WHAT TO DO:
Your task is to output the listing word for word, with pictures excluded.

-=-=-=-=-

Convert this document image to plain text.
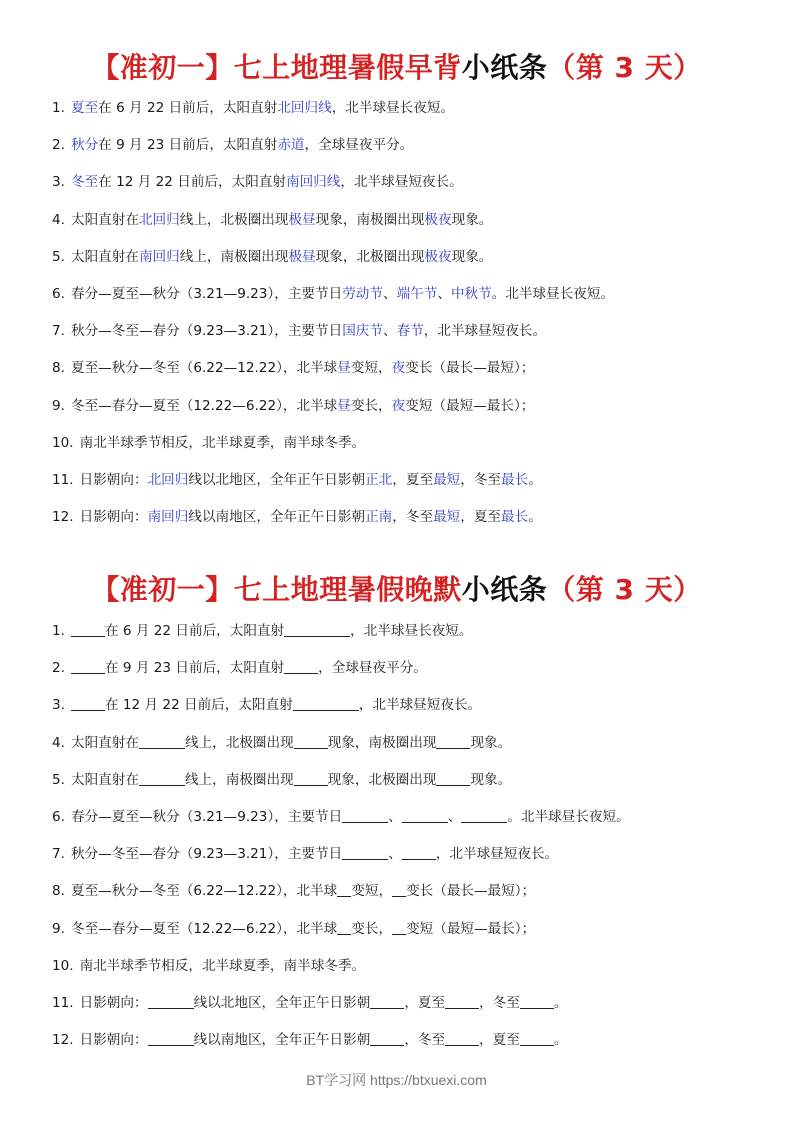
【准初一】七上地理暑假早背小纸条（第 3 天）
1. 夏至在 6 月 22 日前后，太阳直射北回归线，北半球昼长夜短。
2. 秋分在 9 月 23 日前后，太阳直射赤道，全球昼夜平分。
3. 冬至在 12 月 22 日前后，太阳直射南回归线，北半球昼短夜长。
4. 太阳直射在北回归线上，北极圈出现极昼现象，南极圈出现极夜现象。
5. 太阳直射在南回归线上，南极圈出现极昼现象，北极圈出现极夜现象。
6. 春分—夏至—秋分（3.21—9.23），主要节日劳动节、端午节、中秋节。北半球昼长夜短。
7. 秋分—冬至—春分（9.23—3.21），主要节日国庆节、春节，北半球昼短夜长。
8. 夏至—秋分—冬至（6.22—12.22），北半球昼变短，夜变长（最长—最短）；
9. 冬至—春分—夏至（12.22—6.22），北半球昼变长，夜变短（最短—最长）；
10. 南北半球季节相反，北半球夏季，南半球冬季。
11. 日影朝向：北回归线以北地区，全年正午日影朝正北，夏至最短，冬至最长。
12. 日影朝向：南回归线以南地区，全年正午日影朝正南，冬至最短，夏至最长。
【准初一】七上地理暑假晚默小纸条（第 3 天）
1.	在 6 月 22 日前后，太阳直射	，北半球昼长夜短。
2.	在 9 月 23 日前后，太阳直射	，全球昼夜平分。
3.	在 12 月 22 日前后，太阳直射	，北半球昼短夜长。
4. 太阳直射在	线上，北极圈出现	现象，南极圈出现	现象。
5. 太阳直射在	线上，南极圈出现	现象，北极圈出现	现象。
6. 春分—夏至—秋分（3.21—9.23），主要节日	、	、	。北半球昼长夜短。
7. 秋分—冬至—春分（9.23—3.21），主要节日	、	，北半球昼短夜长。
8. 夏至—秋分—冬至（6.22—12.22），北半球 变短， 变长（最长—最短）；
9. 冬至—春分—夏至（12.22—6.22），北半球 变长， 变短（最短—最长）；
10. 南北半球季节相反，北半球夏季，南半球冬季。
11. 日影朝向：	线以北地区，全年正午日影朝	，夏至	，冬至	。
12. 日影朝向：	线以南地区，全年正午日影朝	，冬至	，夏至	。
BT学习网 https://btxuexi.com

-=-=-=-=-

SOLUTION:
Convert this document image to plain text.
【准初一】七上地理暑假早背小纸条（第 3 天）
1. 夏至在 6 月 22 日前后，太阳直射北回归线，北半球昼长夜短。
2. 秋分在 9 月 23 日前后，太阳直射赤道，全球昼夜平分。
3. 冬至在 12 月 22 日前后，太阳直射南回归线，北半球昼短夜长。
4. 太阳直射在北回归线上，北极圈出现极昼现象，南极圈出现极夜现象。
5. 太阳直射在南回归线上，南极圈出现极昼现象，北极圈出现极夜现象。
6. 春分—夏至—秋分（3.21—9.23），主要节日劳动节、端午节、中秋节。北半球昼长夜短。
7. 秋分—冬至—春分（9.23—3.21），主要节日国庆节、春节，北半球昼短夜长。
8. 夏至—秋分—冬至（6.22—12.22），北半球昼变短，夜变长（最长—最短）；
9. 冬至—春分—夏至（12.22—6.22），北半球昼变长，夜变短（最短—最长）；
10. 南北半球季节相反，北半球夏季，南半球冬季。
11. 日影朝向：北回归线以北地区，全年正午日影朝正北，夏至最短，冬至最长。
12. 日影朝向：南回归线以南地区，全年正午日影朝正南，冬至最短，夏至最长。
【准初一】七上地理暑假晚默小纸条（第 3 天）
1.	在 6 月 22 日前后，太阳直射	，北半球昼长夜短。
2.	在 9 月 23 日前后，太阳直射	，全球昼夜平分。
3.	在 12 月 22 日前后，太阳直射	，北半球昼短夜长。
4. 太阳直射在	线上，北极圈出现	现象，南极圈出现	现象。
5. 太阳直射在	线上，南极圈出现	现象，北极圈出现	现象。
6. 春分—夏至—秋分（3.21—9.23），主要节日	、	、	。北半球昼长夜短。
7. 秋分—冬至—春分（9.23—3.21），主要节日	、	，北半球昼短夜长。
8. 夏至—秋分—冬至（6.22—12.22），北半球 变短， 变长（最长—最短）；
9. 冬至—春分—夏至（12.22—6.22），北半球 变长， 变短（最短—最长）；
10. 南北半球季节相反，北半球夏季，南半球冬季。
11. 日影朝向：	线以北地区，全年正午日影朝	，夏至	，冬至	。
12. 日影朝向：	线以南地区，全年正午日影朝	，冬至	，夏至	。
BT学习网 https://btxuexi.com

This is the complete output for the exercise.